| To do |
Below is a listing; copy all of it exactly.
━━ Information given
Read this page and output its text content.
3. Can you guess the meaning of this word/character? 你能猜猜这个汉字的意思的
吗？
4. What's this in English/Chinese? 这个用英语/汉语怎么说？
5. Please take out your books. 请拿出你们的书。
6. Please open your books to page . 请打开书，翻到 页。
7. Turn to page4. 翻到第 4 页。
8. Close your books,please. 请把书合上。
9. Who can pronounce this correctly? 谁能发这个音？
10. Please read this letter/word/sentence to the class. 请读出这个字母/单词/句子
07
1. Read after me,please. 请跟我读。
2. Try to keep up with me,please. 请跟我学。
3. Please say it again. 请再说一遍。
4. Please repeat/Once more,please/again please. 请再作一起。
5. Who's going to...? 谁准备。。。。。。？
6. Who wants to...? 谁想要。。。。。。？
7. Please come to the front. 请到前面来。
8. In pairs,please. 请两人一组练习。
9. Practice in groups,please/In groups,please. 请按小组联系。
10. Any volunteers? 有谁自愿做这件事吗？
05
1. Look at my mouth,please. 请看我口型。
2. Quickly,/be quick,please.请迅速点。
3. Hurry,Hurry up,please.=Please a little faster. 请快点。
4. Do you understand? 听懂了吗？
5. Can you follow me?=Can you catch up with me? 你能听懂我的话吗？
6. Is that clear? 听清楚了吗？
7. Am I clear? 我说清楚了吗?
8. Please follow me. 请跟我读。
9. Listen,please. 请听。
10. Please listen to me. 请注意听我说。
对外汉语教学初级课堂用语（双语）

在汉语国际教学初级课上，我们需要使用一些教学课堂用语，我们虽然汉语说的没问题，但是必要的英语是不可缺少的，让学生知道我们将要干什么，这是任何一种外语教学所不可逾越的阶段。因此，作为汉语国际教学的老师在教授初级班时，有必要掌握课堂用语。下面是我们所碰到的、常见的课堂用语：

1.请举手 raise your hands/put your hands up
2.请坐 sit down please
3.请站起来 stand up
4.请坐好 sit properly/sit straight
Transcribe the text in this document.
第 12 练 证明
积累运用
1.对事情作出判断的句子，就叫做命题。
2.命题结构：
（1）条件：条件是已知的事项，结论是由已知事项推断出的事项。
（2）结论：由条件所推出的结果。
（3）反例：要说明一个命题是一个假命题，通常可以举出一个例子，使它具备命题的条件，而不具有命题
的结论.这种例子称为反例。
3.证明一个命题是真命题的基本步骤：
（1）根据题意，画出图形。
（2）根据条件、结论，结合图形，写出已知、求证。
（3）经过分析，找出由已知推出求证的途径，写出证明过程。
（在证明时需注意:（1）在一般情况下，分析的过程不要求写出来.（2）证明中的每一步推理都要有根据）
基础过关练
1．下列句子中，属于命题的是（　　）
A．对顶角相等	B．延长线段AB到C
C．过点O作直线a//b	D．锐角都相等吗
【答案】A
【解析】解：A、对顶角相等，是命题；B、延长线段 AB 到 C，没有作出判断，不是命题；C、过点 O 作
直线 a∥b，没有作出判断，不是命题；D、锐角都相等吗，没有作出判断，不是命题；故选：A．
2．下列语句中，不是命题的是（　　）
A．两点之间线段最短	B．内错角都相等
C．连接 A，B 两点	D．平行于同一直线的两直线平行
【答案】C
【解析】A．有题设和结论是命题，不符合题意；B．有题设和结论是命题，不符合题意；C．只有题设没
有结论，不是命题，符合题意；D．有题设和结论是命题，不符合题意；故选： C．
━━━━
| Response to this exercise |
Read this page and output its text content.
3. Can you guess the meaning of this word/character? 你能猜猜这个汉字的意思的
吗？
4. What's this in English/Chinese? 这个用英语/汉语怎么说？
5. Please take out your books. 请拿出你们的书。
6. Please open your books to page . 请打开书，翻到 页。
7. Turn to page4. 翻到第 4 页。
8. Close your books,please. 请把书合上。
9. Who can pronounce this correctly? 谁能发这个音？
10. Please read this letter/word/sentence to the class. 请读出这个字母/单词/句子
07
1. Read after me,please. 请跟我读。
2. Try to keep up with me,please. 请跟我学。
3. Please say it again. 请再说一遍。
4. Please repeat/Once more,please/again please. 请再作一起。
5. Who's going to...? 谁准备。。。。。。？
6. Who wants to...? 谁想要。。。。。。？
7. Please come to the front. 请到前面来。
8. In pairs,please. 请两人一组练习。
9. Practice in groups,please/In groups,please. 请按小组联系。
10. Any volunteers? 有谁自愿做这件事吗？
05
1. Look at my mouth,please. 请看我口型。
2. Quickly,/be quick,please.请迅速点。
3. Hurry,Hurry up,please.=Please a little faster. 请快点。
4. Do you understand? 听懂了吗？
5. Can you follow me?=Can you catch up with me? 你能听懂我的话吗？
6. Is that clear? 听清楚了吗？
7. Am I clear? 我说清楚了吗?
8. Please follow me. 请跟我读。
9. Listen,please. 请听。
10. Please listen to me. 请注意听我说。
对外汉语教学初级课堂用语（双语）

在汉语国际教学初级课上，我们需要使用一些教学课堂用语，我们虽然汉语说的没问题，但是必要的英语是不可缺少的，让学生知道我们将要干什么，这是任何一种外语教学所不可逾越的阶段。因此，作为汉语国际教学的老师在教授初级班时，有必要掌握课堂用语。下面是我们所碰到的、常见的课堂用语：

1.请举手 raise your hands/put your hands up
2.请坐 sit down please
3.请站起来 stand up
4.请坐好 sit properly/sit straight
Transcribe the text in this document.
第 12 练 证明
积累运用
1.对事情作出判断的句子，就叫做命题。
2.命题结构：
（1）条件：条件是已知的事项，结论是由已知事项推断出的事项。
（2）结论：由条件所推出的结果。
（3）反例：要说明一个命题是一个假命题，通常可以举出一个例子，使它具备命题的条件，而不具有命题
的结论.这种例子称为反例。
3.证明一个命题是真命题的基本步骤：
（1）根据题意，画出图形。
（2）根据条件、结论，结合图形，写出已知、求证。
（3）经过分析，找出由已知推出求证的途径，写出证明过程。
（在证明时需注意:（1）在一般情况下，分析的过程不要求写出来.（2）证明中的每一步推理都要有根据）
基础过关练
1．下列句子中，属于命题的是（　　）
A．对顶角相等	B．延长线段AB到C
C．过点O作直线a//b	D．锐角都相等吗
【答案】A
【解析】解：A、对顶角相等，是命题；B、延长线段 AB 到 C，没有作出判断，不是命题；C、过点 O 作
直线 a∥b，没有作出判断，不是命题；D、锐角都相等吗，没有作出判断，不是命题；故选：A．
2．下列语句中，不是命题的是（　　）
A．两点之间线段最短	B．内错角都相等
C．连接 A，B 两点	D．平行于同一直线的两直线平行
【答案】C
【解析】A．有题设和结论是命题，不符合题意；B．有题设和结论是命题，不符合题意；C．只有题设没
有结论，不是命题，符合题意；D．有题设和结论是命题，不符合题意；故选： C．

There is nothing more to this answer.